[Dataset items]
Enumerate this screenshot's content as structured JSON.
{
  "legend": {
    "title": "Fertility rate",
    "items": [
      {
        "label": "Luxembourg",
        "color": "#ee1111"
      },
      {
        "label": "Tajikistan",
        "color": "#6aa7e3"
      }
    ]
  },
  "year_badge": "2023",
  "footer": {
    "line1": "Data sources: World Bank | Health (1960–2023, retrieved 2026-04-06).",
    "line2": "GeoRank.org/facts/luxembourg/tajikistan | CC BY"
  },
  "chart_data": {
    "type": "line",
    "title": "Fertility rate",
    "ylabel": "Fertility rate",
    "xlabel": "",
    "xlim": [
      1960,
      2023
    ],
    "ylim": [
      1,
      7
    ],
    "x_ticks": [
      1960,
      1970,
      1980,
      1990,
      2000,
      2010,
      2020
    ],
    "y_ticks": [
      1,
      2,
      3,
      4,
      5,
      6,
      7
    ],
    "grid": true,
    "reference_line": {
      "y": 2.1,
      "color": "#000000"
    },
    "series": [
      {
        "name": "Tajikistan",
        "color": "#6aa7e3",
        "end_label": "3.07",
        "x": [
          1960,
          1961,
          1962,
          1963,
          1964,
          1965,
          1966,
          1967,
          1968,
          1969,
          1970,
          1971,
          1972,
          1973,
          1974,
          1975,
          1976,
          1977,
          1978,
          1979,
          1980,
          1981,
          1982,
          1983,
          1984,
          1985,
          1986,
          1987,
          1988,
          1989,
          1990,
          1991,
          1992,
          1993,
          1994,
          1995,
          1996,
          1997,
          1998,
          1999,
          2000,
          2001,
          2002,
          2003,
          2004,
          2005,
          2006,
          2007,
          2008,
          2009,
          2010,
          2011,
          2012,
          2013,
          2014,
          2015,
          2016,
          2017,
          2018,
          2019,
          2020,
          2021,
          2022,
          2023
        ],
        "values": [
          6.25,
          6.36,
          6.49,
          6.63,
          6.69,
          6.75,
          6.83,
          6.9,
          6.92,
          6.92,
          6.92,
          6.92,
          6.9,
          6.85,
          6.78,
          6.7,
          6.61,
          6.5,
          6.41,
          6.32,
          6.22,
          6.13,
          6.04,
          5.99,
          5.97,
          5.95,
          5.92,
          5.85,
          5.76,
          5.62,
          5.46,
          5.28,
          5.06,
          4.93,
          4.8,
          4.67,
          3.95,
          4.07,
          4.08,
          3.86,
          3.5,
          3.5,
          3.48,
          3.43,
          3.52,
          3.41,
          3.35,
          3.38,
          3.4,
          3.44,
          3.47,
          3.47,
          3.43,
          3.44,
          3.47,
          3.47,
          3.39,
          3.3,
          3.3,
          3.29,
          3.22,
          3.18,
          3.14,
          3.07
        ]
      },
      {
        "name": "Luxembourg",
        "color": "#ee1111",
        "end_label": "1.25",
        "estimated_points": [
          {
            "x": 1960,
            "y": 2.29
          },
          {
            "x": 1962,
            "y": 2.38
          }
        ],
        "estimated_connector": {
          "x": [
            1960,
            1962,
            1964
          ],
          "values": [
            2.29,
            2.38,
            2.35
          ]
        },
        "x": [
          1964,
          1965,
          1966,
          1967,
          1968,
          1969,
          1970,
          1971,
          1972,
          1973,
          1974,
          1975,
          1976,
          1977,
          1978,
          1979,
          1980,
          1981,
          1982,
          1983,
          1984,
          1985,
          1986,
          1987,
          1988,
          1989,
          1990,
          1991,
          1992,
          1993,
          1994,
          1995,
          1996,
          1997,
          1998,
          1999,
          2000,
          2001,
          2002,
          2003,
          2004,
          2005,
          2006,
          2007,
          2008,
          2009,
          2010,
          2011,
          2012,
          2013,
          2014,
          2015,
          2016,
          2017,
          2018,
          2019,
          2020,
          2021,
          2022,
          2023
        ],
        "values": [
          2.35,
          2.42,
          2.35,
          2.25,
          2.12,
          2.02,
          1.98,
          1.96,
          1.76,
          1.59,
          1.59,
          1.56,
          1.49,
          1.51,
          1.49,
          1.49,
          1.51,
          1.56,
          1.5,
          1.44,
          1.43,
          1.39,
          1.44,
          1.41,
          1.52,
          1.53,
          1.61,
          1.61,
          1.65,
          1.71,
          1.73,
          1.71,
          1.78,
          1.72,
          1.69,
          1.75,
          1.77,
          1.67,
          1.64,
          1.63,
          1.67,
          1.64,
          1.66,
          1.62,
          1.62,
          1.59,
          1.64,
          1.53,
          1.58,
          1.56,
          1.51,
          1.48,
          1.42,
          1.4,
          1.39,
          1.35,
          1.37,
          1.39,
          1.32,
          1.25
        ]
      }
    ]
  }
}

WHAT IS BEING ASKED:
Output the data above exactly, please, line for line.

WORKED SOLUTION:
Enumerate this screenshot's content as structured JSON.
{
  "legend": {
    "title": "Fertility rate",
    "items": [
      {
        "label": "Luxembourg",
        "color": "#ee1111"
      },
      {
        "label": "Tajikistan",
        "color": "#6aa7e3"
      }
    ]
  },
  "year_badge": "2023",
  "footer": {
    "line1": "Data sources: World Bank | Health (1960–2023, retrieved 2026-04-06).",
    "line2": "GeoRank.org/facts/luxembourg/tajikistan | CC BY"
  },
  "chart_data": {
    "type": "line",
    "title": "Fertility rate",
    "ylabel": "Fertility rate",
    "xlabel": "",
    "xlim": [
      1960,
      2023
    ],
    "ylim": [
      1,
      7
    ],
    "x_ticks": [
      1960,
      1970,
      1980,
      1990,
      2000,
      2010,
      2020
    ],
    "y_ticks": [
      1,
      2,
      3,
      4,
      5,
      6,
      7
    ],
    "grid": true,
    "reference_line": {
      "y": 2.1,
      "color": "#000000"
    },
    "series": [
      {
        "name": "Tajikistan",
        "color": "#6aa7e3",
        "end_label": "3.07",
        "x": [
          1960,
          1961,
          1962,
          1963,
          1964,
          1965,
          1966,
          1967,
          1968,
          1969,
          1970,
          1971,
          1972,
          1973,
          1974,
          1975,
          1976,
          1977,
          1978,
          1979,
          1980,
          1981,
          1982,
          1983,
          1984,
          1985,
          1986,
          1987,
          1988,
          1989,
          1990,
          1991,
          1992,
          1993,
          1994,
          1995,
          1996,
          1997,
          1998,
          1999,
          2000,
          2001,
          2002,
          2003,
          2004,
          2005,
          2006,
          2007,
          2008,
          2009,
          2010,
          2011,
          2012,
          2013,
          2014,
          2015,
          2016,
          2017,
          2018,
          2019,
          2020,
          2021,
          2022,
          2023
        ],
        "values": [
          6.25,
          6.36,
          6.49,
          6.63,
          6.69,
          6.75,
          6.83,
          6.9,
          6.92,
          6.92,
          6.92,
          6.92,
          6.9,
          6.85,
          6.78,
          6.7,
          6.61,
          6.5,
          6.41,
          6.32,
          6.22,
          6.13,
          6.04,
          5.99,
          5.97,
          5.95,
          5.92,
          5.85,
          5.76,
          5.62,
          5.46,
          5.28,
          5.06,
          4.93,
          4.8,
          4.67,
          3.95,
          4.07,
          4.08,
          3.86,
          3.5,
          3.5,
          3.48,
          3.43,
          3.52,
          3.41,
          3.35,
          3.38,
          3.4,
          3.44,
          3.47,
          3.47,
          3.43,
          3.44,
          3.47,
          3.47,
          3.39,
          3.3,
          3.3,
          3.29,
          3.22,
          3.18,
          3.14,
          3.07
        ]
      },
      {
        "name": "Luxembourg",
        "color": "#ee1111",
        "end_label": "1.25",
        "estimated_points": [
          {
            "x": 1960,
            "y": 2.29
          },
          {
            "x": 1962,
            "y": 2.38
          }
        ],
        "estimated_connector": {
          "x": [
            1960,
            1962,
            1964
          ],
          "values": [
            2.29,
            2.38,
            2.35
          ]
        },
        "x": [
          1964,
          1965,
          1966,
          1967,
          1968,
          1969,
          1970,
          1971,
          1972,
          1973,
          1974,
          1975,
          1976,
          1977,
          1978,
          1979,
          1980,
          1981,
          1982,
          1983,
          1984,
          1985,
          1986,
          1987,
          1988,
          1989,
          1990,
          1991,
          1992,
          1993,
          1994,
          1995,
          1996,
          1997,
          1998,
          1999,
          2000,
          2001,
          2002,
          2003,
          2004,
          2005,
          2006,
          2007,
          2008,
          2009,
          2010,
          2011,
          2012,
          2013,
          2014,
          2015,
          2016,
          2017,
          2018,
          2019,
          2020,
          2021,
          2022,
          2023
        ],
        "values": [
          2.35,
          2.42,
          2.35,
          2.25,
          2.12,
          2.02,
          1.98,
          1.96,
          1.76,
          1.59,
          1.59,
          1.56,
          1.49,
          1.51,
          1.49,
          1.49,
          1.51,
          1.56,
          1.5,
          1.44,
          1.43,
          1.39,
          1.44,
          1.41,
          1.52,
          1.53,
          1.61,
          1.61,
          1.65,
          1.71,
          1.73,
          1.71,
          1.78,
          1.72,
          1.69,
          1.75,
          1.77,
          1.67,
          1.64,
          1.63,
          1.67,
          1.64,
          1.66,
          1.62,
          1.62,
          1.59,
          1.64,
          1.53,
          1.58,
          1.56,
          1.51,
          1.48,
          1.42,
          1.4,
          1.39,
          1.35,
          1.37,
          1.39,
          1.32,
          1.25
        ]
      }
    ]
  }
}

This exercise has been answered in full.